-------- Records supplied --------

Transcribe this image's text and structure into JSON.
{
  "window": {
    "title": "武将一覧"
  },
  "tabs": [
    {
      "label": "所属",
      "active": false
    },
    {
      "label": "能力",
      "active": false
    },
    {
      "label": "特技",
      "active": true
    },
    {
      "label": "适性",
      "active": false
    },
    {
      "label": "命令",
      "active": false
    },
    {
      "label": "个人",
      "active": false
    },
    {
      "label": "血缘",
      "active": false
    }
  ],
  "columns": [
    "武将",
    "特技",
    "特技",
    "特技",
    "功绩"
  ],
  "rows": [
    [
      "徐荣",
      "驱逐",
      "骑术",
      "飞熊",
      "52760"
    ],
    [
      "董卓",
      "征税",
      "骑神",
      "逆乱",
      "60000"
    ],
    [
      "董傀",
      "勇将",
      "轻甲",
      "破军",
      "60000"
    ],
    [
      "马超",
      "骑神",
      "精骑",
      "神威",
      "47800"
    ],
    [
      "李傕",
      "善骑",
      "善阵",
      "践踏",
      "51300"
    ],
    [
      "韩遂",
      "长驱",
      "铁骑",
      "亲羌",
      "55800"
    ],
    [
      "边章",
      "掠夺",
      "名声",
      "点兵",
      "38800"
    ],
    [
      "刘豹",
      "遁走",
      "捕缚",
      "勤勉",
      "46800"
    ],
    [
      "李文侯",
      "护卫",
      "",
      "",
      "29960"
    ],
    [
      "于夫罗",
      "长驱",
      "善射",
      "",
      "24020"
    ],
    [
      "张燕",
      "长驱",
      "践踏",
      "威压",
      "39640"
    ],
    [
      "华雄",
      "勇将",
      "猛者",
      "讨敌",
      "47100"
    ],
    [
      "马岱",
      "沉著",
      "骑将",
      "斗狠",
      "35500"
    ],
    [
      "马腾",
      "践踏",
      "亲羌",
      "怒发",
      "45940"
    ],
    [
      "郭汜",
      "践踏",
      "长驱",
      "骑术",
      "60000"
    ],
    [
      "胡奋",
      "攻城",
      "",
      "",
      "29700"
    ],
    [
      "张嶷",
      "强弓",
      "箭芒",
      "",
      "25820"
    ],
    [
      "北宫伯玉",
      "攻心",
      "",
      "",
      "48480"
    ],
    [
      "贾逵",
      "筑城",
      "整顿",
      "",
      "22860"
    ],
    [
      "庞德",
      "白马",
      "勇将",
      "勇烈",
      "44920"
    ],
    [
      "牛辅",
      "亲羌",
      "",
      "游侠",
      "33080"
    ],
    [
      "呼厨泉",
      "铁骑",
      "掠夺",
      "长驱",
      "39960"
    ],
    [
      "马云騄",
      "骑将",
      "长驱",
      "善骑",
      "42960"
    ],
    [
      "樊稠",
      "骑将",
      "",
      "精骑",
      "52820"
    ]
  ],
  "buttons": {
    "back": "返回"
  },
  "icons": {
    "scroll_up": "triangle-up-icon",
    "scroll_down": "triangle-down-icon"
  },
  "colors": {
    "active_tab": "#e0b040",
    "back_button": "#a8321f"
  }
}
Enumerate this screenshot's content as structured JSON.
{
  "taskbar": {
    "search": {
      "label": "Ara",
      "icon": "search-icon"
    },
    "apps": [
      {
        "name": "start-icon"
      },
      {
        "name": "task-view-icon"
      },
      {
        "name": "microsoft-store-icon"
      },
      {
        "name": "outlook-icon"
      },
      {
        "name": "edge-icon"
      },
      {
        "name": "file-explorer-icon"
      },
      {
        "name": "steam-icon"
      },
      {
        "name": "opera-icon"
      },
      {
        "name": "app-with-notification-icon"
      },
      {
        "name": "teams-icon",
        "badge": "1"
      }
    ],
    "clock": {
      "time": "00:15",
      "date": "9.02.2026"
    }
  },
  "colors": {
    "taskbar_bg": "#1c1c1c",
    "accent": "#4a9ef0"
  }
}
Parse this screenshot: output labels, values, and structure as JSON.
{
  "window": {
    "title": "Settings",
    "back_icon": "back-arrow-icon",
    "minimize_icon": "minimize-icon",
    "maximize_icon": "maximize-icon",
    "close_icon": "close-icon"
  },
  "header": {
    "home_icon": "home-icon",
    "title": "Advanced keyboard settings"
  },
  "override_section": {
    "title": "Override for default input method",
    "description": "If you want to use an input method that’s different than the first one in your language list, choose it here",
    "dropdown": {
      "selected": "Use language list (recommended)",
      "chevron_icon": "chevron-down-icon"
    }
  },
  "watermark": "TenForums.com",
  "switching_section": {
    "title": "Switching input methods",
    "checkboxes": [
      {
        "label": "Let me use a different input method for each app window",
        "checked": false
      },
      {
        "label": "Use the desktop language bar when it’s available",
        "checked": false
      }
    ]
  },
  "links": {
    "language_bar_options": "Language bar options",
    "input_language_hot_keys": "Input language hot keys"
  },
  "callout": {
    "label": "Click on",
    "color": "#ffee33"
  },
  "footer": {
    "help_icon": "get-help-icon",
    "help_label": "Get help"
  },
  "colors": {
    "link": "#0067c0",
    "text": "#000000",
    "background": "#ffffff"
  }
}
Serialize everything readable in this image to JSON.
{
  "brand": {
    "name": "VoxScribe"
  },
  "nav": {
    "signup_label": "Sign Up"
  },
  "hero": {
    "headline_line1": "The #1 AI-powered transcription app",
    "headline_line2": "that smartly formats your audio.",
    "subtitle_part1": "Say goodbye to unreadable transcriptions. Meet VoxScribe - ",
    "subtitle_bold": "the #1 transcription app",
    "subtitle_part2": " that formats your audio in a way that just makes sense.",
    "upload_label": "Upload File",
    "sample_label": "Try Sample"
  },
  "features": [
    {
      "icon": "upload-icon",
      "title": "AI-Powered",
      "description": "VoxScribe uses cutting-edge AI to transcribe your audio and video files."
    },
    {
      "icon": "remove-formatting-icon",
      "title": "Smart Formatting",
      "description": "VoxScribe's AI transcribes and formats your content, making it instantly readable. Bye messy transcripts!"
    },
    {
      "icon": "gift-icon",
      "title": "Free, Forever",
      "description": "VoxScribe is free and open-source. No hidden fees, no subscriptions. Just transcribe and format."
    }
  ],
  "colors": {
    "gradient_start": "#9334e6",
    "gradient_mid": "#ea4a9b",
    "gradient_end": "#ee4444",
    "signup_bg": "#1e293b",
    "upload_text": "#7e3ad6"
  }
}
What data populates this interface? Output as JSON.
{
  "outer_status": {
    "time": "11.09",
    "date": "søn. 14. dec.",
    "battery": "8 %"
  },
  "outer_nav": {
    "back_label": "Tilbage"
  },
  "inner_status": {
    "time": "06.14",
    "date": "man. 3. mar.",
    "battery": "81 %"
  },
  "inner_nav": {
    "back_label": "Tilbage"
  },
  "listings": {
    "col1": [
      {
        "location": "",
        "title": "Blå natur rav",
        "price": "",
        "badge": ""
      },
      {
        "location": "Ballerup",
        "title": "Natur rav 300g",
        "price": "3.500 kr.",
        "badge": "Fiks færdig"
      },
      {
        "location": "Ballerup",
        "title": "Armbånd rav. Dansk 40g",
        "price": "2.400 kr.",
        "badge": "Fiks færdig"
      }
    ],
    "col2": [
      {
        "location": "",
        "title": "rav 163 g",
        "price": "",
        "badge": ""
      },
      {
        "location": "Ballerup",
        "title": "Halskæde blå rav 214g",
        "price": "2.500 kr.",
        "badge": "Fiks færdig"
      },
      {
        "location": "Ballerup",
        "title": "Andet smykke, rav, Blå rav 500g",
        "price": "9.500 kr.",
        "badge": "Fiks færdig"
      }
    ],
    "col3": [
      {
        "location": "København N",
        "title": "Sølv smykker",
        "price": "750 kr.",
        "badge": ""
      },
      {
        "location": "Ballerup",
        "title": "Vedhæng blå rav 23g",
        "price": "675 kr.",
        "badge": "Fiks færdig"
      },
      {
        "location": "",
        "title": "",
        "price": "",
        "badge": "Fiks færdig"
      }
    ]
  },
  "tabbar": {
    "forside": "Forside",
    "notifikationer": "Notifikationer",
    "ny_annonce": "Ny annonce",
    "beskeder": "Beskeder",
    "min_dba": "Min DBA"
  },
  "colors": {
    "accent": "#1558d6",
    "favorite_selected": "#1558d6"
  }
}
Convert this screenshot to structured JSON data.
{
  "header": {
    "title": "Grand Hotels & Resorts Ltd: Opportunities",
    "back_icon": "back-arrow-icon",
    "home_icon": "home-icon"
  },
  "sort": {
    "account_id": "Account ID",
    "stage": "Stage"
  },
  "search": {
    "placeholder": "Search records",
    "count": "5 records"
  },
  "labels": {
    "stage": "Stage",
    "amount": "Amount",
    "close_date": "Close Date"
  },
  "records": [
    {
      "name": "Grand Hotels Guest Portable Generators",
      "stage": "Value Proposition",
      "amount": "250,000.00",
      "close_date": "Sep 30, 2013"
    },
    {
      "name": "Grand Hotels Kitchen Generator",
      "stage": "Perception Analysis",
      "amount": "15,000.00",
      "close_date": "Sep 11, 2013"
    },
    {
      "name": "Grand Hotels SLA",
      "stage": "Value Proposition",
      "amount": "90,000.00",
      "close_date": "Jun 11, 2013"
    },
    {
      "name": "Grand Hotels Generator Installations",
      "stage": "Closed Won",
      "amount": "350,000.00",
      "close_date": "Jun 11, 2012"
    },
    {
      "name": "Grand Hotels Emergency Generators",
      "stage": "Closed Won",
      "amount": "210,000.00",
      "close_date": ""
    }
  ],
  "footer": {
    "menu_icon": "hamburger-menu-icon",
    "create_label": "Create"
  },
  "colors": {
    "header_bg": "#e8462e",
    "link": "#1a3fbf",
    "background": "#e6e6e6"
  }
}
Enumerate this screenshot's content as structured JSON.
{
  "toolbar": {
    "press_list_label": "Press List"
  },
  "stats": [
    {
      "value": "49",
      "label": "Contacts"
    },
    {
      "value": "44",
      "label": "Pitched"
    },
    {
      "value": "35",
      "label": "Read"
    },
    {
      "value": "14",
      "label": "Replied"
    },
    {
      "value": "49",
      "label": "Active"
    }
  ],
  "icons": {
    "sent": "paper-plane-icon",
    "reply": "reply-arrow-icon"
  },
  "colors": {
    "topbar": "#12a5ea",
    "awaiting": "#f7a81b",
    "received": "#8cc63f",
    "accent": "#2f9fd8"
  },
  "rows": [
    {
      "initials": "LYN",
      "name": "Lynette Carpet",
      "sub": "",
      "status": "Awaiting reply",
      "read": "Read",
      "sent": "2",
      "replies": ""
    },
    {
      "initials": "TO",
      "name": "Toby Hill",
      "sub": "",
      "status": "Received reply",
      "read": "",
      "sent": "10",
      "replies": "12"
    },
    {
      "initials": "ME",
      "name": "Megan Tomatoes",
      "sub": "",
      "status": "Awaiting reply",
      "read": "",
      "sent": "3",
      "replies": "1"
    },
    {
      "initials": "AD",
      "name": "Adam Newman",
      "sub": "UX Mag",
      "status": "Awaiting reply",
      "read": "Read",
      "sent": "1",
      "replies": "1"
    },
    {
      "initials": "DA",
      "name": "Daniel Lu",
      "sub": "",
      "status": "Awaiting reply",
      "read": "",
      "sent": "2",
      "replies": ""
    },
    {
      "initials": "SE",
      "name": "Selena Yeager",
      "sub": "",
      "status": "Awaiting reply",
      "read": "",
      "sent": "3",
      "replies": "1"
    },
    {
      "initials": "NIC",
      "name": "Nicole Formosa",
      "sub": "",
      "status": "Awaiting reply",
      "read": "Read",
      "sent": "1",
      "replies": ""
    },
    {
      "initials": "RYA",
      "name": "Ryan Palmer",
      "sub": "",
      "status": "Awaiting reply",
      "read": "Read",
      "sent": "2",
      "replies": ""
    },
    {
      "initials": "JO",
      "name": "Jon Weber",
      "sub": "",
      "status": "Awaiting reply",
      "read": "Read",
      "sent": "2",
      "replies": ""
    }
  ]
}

--------

Description of the task: Find each line in the records holding the string "labels" and show it.

Complete answer:
Parse this screenshot: output labels, values, and structure as JSON.
  "labels": {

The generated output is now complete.